Make an exact copy of the data below, leaving out every picture.

─── INPUT MATERIAL ───

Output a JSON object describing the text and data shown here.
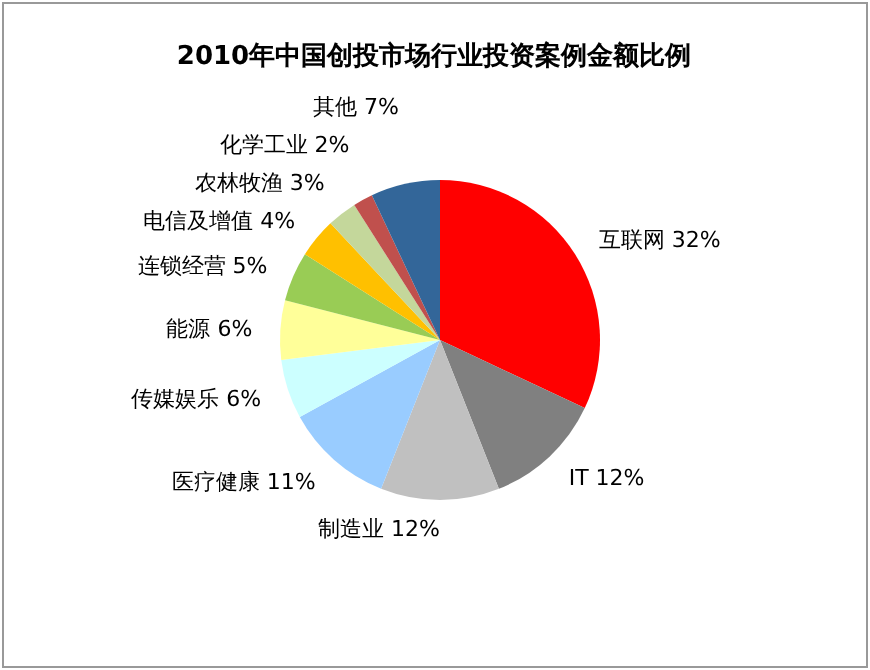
{
  "chart_data": {
    "type": "pie",
    "title": "2010年中国创投市场行业投资案例金额比例",
    "categories": [
      "互联网",
      "IT",
      "制造业",
      "医疗健康",
      "传媒娱乐",
      "能源",
      "连锁经营",
      "电信及增值",
      "农林牧渔",
      "化学工业",
      "其他"
    ],
    "values": [
      32,
      12,
      12,
      11,
      6,
      6,
      5,
      4,
      3,
      2,
      7
    ],
    "value_labels": [
      "32%",
      "12%",
      "12%",
      "11%",
      "6%",
      "6%",
      "5%",
      "4%",
      "3%",
      "2%",
      "7%"
    ],
    "colors": [
      "#ff0000",
      "#808080",
      "#c0c0c0",
      "#99ccff",
      "#ccffff",
      "#ffff99",
      "#99cc55",
      "#ffc000",
      "#c4d79b",
      "#c0504d",
      "#336699"
    ]
  }
}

───

EXERCISE RESPONSE
Output a JSON object describing the text and data shown here.
{
  "chart_data": {
    "type": "pie",
    "title": "2010年中国创投市场行业投资案例金额比例",
    "categories": [
      "互联网",
      "IT",
      "制造业",
      "医疗健康",
      "传媒娱乐",
      "能源",
      "连锁经营",
      "电信及增值",
      "农林牧渔",
      "化学工业",
      "其他"
    ],
    "values": [
      32,
      12,
      12,
      11,
      6,
      6,
      5,
      4,
      3,
      2,
      7
    ],
    "value_labels": [
      "32%",
      "12%",
      "12%",
      "11%",
      "6%",
      "6%",
      "5%",
      "4%",
      "3%",
      "2%",
      "7%"
    ],
    "colors": [
      "#ff0000",
      "#808080",
      "#c0c0c0",
      "#99ccff",
      "#ccffff",
      "#ffff99",
      "#99cc55",
      "#ffc000",
      "#c4d79b",
      "#c0504d",
      "#336699"
    ]
  }
}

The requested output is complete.